# SUPPLIED ENTRIES
:::

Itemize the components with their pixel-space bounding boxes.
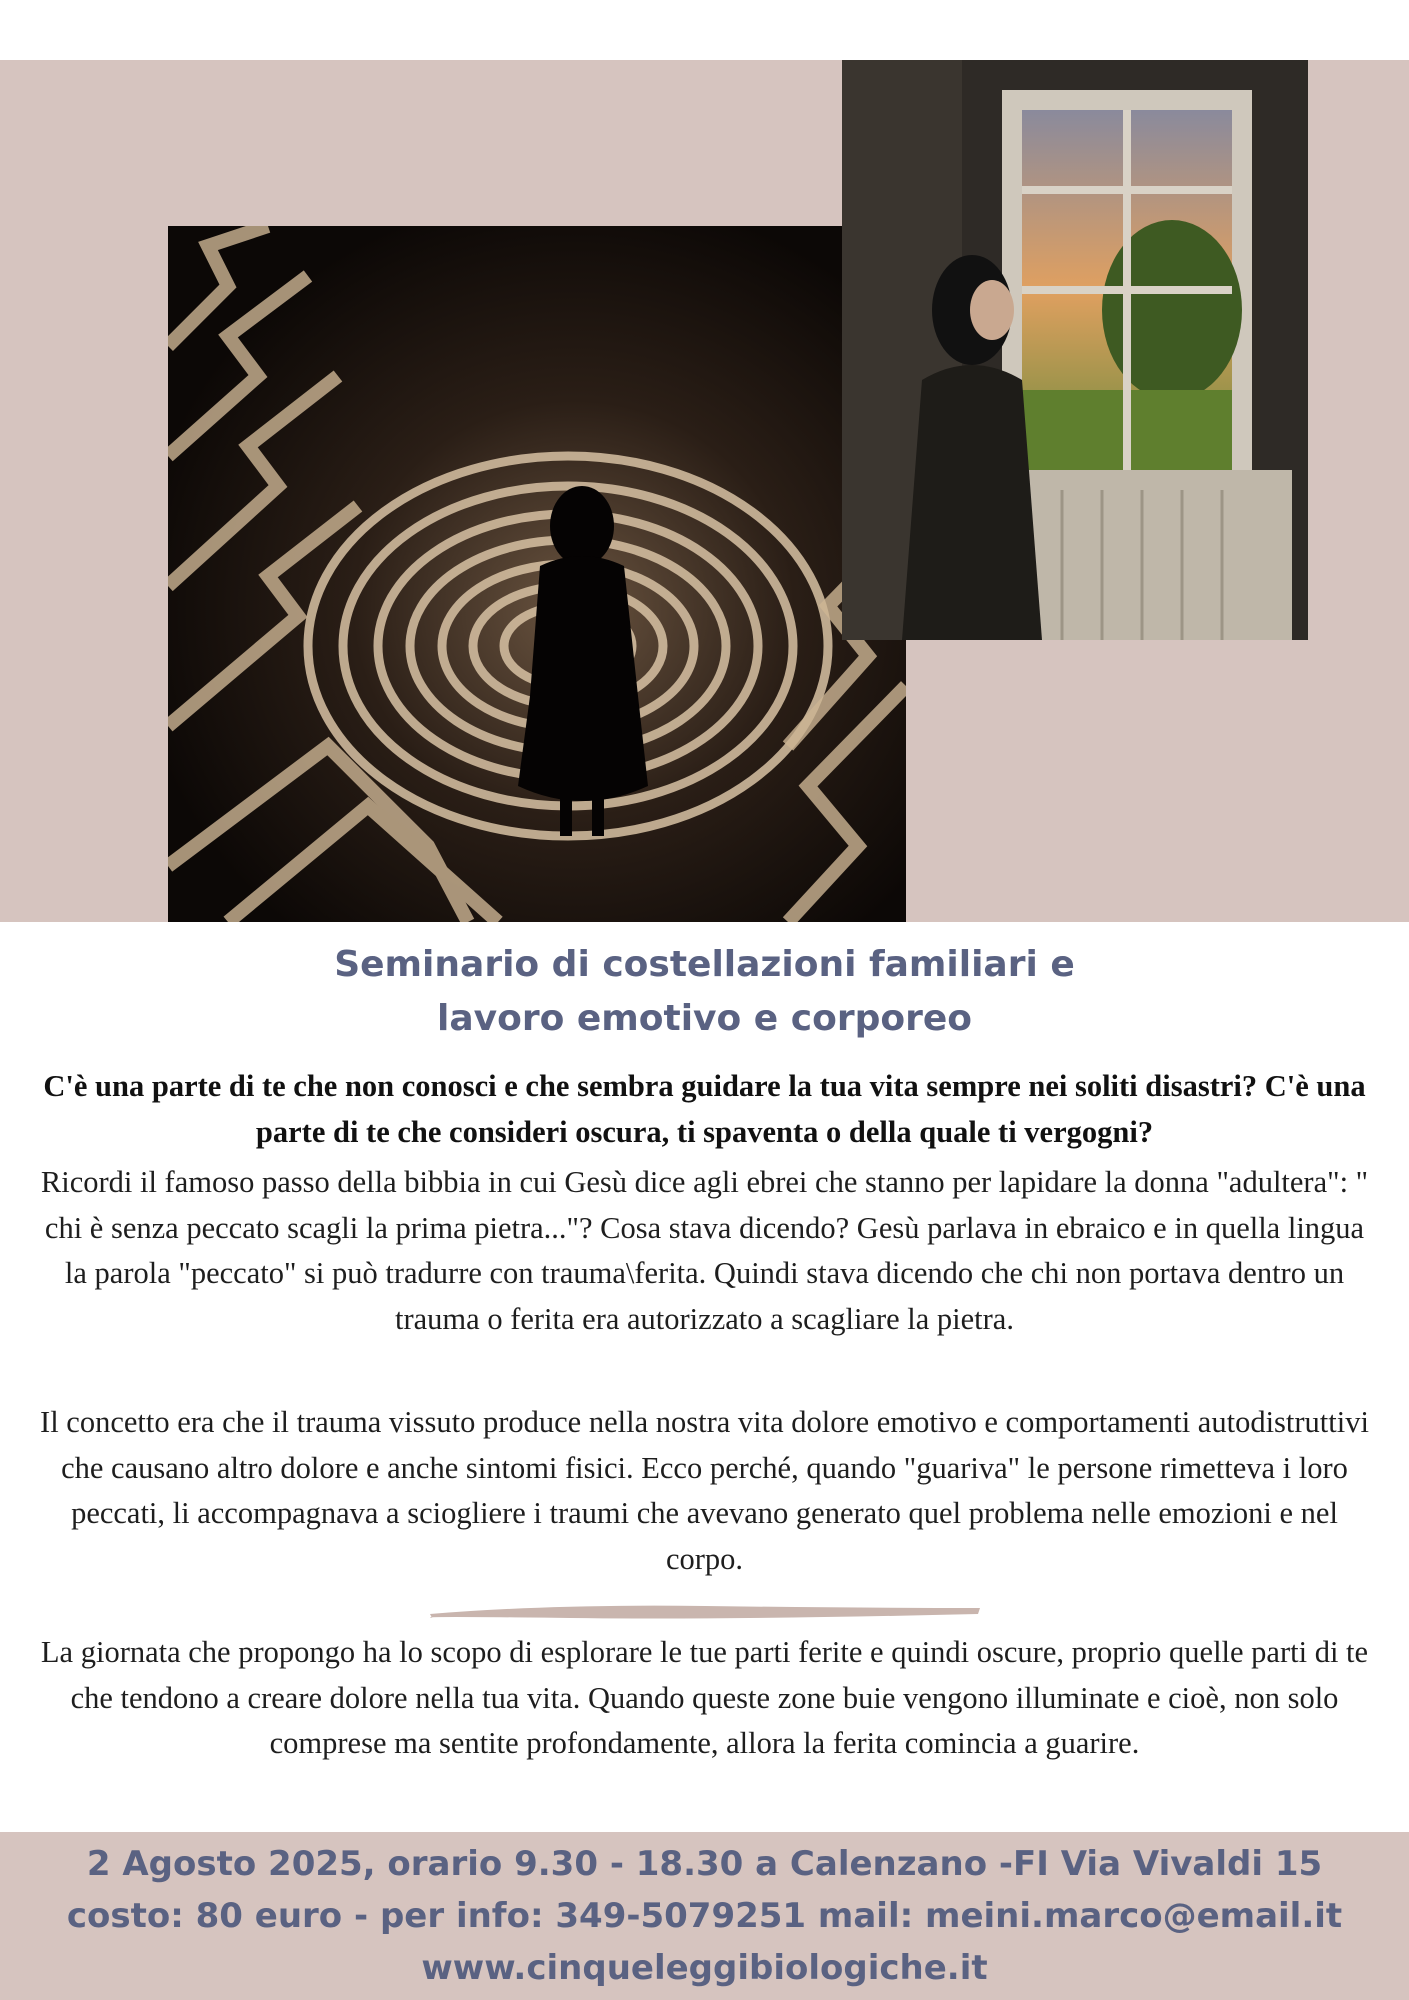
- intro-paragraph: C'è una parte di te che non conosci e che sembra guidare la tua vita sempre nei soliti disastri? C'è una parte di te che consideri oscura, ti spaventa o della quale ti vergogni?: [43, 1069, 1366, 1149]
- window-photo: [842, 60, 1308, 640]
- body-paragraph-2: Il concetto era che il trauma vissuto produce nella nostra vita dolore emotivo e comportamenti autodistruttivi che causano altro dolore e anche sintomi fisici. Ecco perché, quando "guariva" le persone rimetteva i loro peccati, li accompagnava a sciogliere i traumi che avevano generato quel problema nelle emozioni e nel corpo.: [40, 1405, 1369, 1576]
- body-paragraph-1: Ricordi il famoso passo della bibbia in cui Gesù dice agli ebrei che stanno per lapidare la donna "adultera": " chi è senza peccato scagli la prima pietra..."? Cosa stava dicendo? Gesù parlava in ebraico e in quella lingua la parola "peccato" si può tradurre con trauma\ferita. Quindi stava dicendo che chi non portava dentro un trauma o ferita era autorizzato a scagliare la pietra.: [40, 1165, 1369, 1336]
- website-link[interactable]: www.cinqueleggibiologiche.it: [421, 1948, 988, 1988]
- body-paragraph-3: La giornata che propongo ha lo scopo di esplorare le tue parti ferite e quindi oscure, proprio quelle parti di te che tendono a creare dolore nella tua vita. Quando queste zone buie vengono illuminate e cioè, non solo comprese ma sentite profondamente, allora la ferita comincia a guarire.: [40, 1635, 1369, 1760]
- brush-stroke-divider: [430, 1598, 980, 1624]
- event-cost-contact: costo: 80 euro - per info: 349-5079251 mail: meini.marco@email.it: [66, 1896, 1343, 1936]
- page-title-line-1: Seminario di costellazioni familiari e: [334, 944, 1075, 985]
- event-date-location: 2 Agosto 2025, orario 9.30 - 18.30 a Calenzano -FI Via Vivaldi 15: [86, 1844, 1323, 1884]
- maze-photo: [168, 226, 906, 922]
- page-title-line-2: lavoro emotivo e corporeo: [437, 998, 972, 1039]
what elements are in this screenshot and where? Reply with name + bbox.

:::

# TO DO
Could you copy out every line above, word for word, without including the picture?

# THE ANSWER
Itemize the components with their pixel-space bounding boxes.
- intro-paragraph: C'è una parte di te che non conosci e che sembra guidare la tua vita sempre nei soliti disastri? C'è una parte di te che consideri oscura, ti spaventa o della quale ti vergogni?: [43, 1069, 1366, 1149]
- window-photo: [842, 60, 1308, 640]
- body-paragraph-2: Il concetto era che il trauma vissuto produce nella nostra vita dolore emotivo e comportamenti autodistruttivi che causano altro dolore e anche sintomi fisici. Ecco perché, quando "guariva" le persone rimetteva i loro peccati, li accompagnava a sciogliere i traumi che avevano generato quel problema nelle emozioni e nel corpo.: [40, 1405, 1369, 1576]
- body-paragraph-1: Ricordi il famoso passo della bibbia in cui Gesù dice agli ebrei che stanno per lapidare la donna "adultera": " chi è senza peccato scagli la prima pietra..."? Cosa stava dicendo? Gesù parlava in ebraico e in quella lingua la parola "peccato" si può tradurre con trauma\ferita. Quindi stava dicendo che chi non portava dentro un trauma o ferita era autorizzato a scagliare la pietra.: [40, 1165, 1369, 1336]
- website-link[interactable]: www.cinqueleggibiologiche.it: [421, 1948, 988, 1988]
- body-paragraph-3: La giornata che propongo ha lo scopo di esplorare le tue parti ferite e quindi oscure, proprio quelle parti di te che tendono a creare dolore nella tua vita. Quando queste zone buie vengono illuminate e cioè, non solo comprese ma sentite profondamente, allora la ferita comincia a guarire.: [40, 1635, 1369, 1760]
- brush-stroke-divider: [430, 1598, 980, 1624]
- event-cost-contact: costo: 80 euro - per info: 349-5079251 mail: meini.marco@email.it: [66, 1896, 1343, 1936]
- page-title-line-1: Seminario di costellazioni familiari e: [334, 944, 1075, 985]
- event-date-location: 2 Agosto 2025, orario 9.30 - 18.30 a Calenzano -FI Via Vivaldi 15: [86, 1844, 1323, 1884]
- maze-photo: [168, 226, 906, 922]
- page-title-line-2: lavoro emotivo e corporeo: [437, 998, 972, 1039]
what elements are in this screenshot and where? Reply with name + bbox.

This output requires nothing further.